Stated problem –
Write out all the lines again, precisely as they stand, but without the images.

--- BEGIN ---

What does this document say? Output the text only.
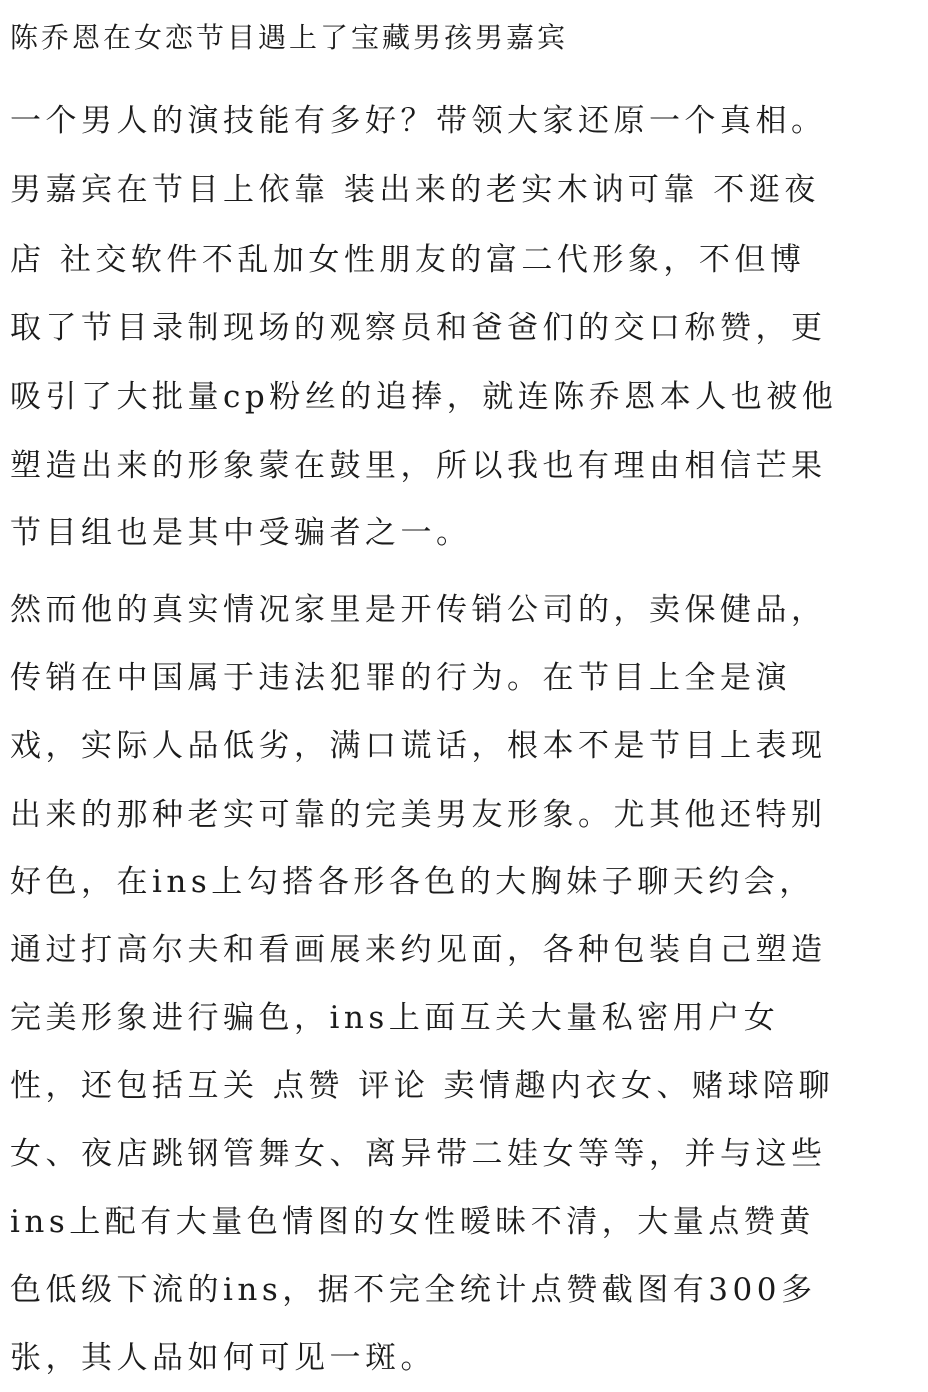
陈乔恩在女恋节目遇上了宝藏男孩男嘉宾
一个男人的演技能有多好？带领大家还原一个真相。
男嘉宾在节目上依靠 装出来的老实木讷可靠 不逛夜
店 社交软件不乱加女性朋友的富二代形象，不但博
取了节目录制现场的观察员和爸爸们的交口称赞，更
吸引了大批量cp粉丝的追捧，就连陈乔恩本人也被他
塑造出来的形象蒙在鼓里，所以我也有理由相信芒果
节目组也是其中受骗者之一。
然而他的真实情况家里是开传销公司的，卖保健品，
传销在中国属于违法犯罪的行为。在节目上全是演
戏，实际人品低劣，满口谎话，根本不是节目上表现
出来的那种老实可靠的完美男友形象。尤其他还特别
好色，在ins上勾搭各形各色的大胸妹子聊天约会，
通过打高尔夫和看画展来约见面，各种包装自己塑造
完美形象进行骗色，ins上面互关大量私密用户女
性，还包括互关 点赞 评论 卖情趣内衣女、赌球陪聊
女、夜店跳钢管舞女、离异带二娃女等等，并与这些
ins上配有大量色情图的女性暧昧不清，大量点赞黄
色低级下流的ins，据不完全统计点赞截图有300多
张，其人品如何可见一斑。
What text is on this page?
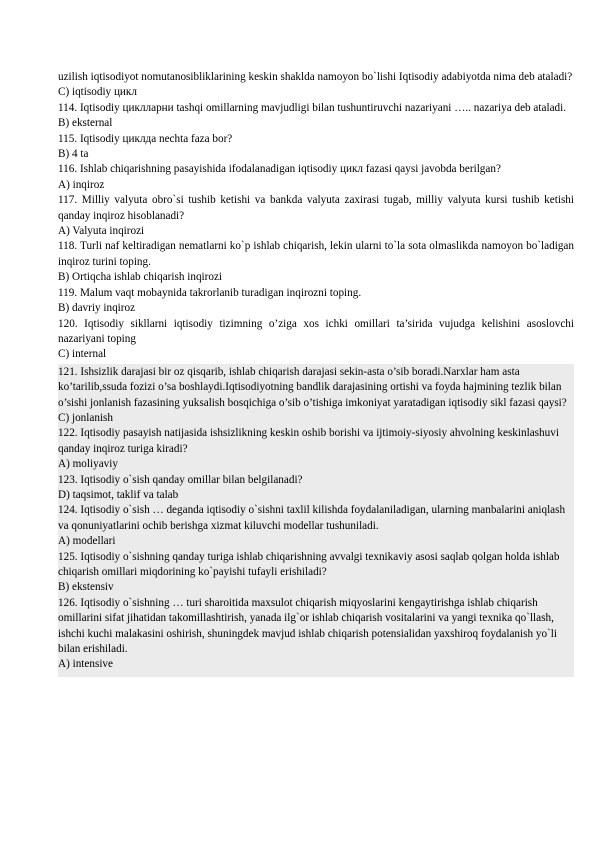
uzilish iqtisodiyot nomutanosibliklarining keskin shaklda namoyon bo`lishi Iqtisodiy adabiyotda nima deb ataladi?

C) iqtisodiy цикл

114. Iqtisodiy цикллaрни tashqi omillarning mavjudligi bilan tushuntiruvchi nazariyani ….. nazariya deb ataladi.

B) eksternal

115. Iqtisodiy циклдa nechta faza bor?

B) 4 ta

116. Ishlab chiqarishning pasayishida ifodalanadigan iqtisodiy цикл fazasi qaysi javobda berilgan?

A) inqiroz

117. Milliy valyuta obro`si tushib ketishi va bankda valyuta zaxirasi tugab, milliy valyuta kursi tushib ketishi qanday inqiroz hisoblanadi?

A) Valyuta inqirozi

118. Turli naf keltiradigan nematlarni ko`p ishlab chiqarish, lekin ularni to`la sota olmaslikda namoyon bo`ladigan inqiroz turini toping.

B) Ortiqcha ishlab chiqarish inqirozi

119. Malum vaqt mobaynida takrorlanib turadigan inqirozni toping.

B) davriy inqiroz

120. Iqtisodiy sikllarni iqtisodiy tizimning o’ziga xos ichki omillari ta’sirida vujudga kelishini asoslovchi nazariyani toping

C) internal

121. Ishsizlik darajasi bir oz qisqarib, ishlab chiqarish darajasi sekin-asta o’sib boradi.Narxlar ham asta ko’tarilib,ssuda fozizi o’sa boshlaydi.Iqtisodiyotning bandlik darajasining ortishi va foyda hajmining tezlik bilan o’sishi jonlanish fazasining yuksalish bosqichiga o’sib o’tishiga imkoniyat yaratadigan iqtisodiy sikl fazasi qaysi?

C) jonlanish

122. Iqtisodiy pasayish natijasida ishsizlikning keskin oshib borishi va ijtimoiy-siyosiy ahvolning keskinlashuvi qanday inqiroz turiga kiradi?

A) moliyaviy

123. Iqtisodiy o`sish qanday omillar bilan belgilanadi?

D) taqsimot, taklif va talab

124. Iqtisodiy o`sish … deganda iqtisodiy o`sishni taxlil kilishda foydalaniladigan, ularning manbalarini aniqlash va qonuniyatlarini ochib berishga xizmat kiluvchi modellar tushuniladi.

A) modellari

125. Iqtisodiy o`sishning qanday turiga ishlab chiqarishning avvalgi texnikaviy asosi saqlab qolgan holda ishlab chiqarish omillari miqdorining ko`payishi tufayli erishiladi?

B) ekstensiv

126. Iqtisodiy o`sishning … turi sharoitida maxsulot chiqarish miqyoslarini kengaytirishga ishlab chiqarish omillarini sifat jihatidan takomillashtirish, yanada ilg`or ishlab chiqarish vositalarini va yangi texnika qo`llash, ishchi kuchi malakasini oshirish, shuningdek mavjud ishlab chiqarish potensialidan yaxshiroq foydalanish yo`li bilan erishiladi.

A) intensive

--- END ---

Solution to this problem –
What does this document say? Output the text only.
陈乔恩在女恋节目遇上了宝藏男孩男嘉宾
一个男人的演技能有多好？带领大家还原一个真相。
男嘉宾在节目上依靠 装出来的老实木讷可靠 不逛夜
店 社交软件不乱加女性朋友的富二代形象，不但博
取了节目录制现场的观察员和爸爸们的交口称赞，更
吸引了大批量cp粉丝的追捧，就连陈乔恩本人也被他
塑造出来的形象蒙在鼓里，所以我也有理由相信芒果
节目组也是其中受骗者之一。
然而他的真实情况家里是开传销公司的，卖保健品，
传销在中国属于违法犯罪的行为。在节目上全是演
戏，实际人品低劣，满口谎话，根本不是节目上表现
出来的那种老实可靠的完美男友形象。尤其他还特别
好色，在ins上勾搭各形各色的大胸妹子聊天约会，
通过打高尔夫和看画展来约见面，各种包装自己塑造
完美形象进行骗色，ins上面互关大量私密用户女
性，还包括互关 点赞 评论 卖情趣内衣女、赌球陪聊
女、夜店跳钢管舞女、离异带二娃女等等，并与这些
ins上配有大量色情图的女性暧昧不清，大量点赞黄
色低级下流的ins，据不完全统计点赞截图有300多
张，其人品如何可见一斑。
What text is on this page?
uzilish iqtisodiyot nomutanosibliklarining keskin shaklda namoyon bo`lishi Iqtisodiy adabiyotda nima deb ataladi?

C) iqtisodiy цикл

114. Iqtisodiy цикллaрни tashqi omillarning mavjudligi bilan tushuntiruvchi nazariyani ….. nazariya deb ataladi.

B) eksternal

115. Iqtisodiy циклдa nechta faza bor?

B) 4 ta

116. Ishlab chiqarishning pasayishida ifodalanadigan iqtisodiy цикл fazasi qaysi javobda berilgan?

A) inqiroz

117. Milliy valyuta obro`si tushib ketishi va bankda valyuta zaxirasi tugab, milliy valyuta kursi tushib ketishi qanday inqiroz hisoblanadi?

A) Valyuta inqirozi

118. Turli naf keltiradigan nematlarni ko`p ishlab chiqarish, lekin ularni to`la sota olmaslikda namoyon bo`ladigan inqiroz turini toping.

B) Ortiqcha ishlab chiqarish inqirozi

119. Malum vaqt mobaynida takrorlanib turadigan inqirozni toping.

B) davriy inqiroz

120. Iqtisodiy sikllarni iqtisodiy tizimning o’ziga xos ichki omillari ta’sirida vujudga kelishini asoslovchi nazariyani toping

C) internal

121. Ishsizlik darajasi bir oz qisqarib, ishlab chiqarish darajasi sekin-asta o’sib boradi.Narxlar ham asta ko’tarilib,ssuda fozizi o’sa boshlaydi.Iqtisodiyotning bandlik darajasining ortishi va foyda hajmining tezlik bilan o’sishi jonlanish fazasining yuksalish bosqichiga o’sib o’tishiga imkoniyat yaratadigan iqtisodiy sikl fazasi qaysi?

C) jonlanish

122. Iqtisodiy pasayish natijasida ishsizlikning keskin oshib borishi va ijtimoiy-siyosiy ahvolning keskinlashuvi qanday inqiroz turiga kiradi?

A) moliyaviy

123. Iqtisodiy o`sish qanday omillar bilan belgilanadi?

D) taqsimot, taklif va talab

124. Iqtisodiy o`sish … deganda iqtisodiy o`sishni taxlil kilishda foydalaniladigan, ularning manbalarini aniqlash va qonuniyatlarini ochib berishga xizmat kiluvchi modellar tushuniladi.

A) modellari

125. Iqtisodiy o`sishning qanday turiga ishlab chiqarishning avvalgi texnikaviy asosi saqlab qolgan holda ishlab chiqarish omillari miqdorining ko`payishi tufayli erishiladi?

B) ekstensiv

126. Iqtisodiy o`sishning … turi sharoitida maxsulot chiqarish miqyoslarini kengaytirishga ishlab chiqarish omillarini sifat jihatidan takomillashtirish, yanada ilg`or ishlab chiqarish vositalarini va yangi texnika qo`llash, ishchi kuchi malakasini oshirish, shuningdek mavjud ishlab chiqarish potensialidan yaxshiroq foydalanish yo`li bilan erishiladi.

A) intensive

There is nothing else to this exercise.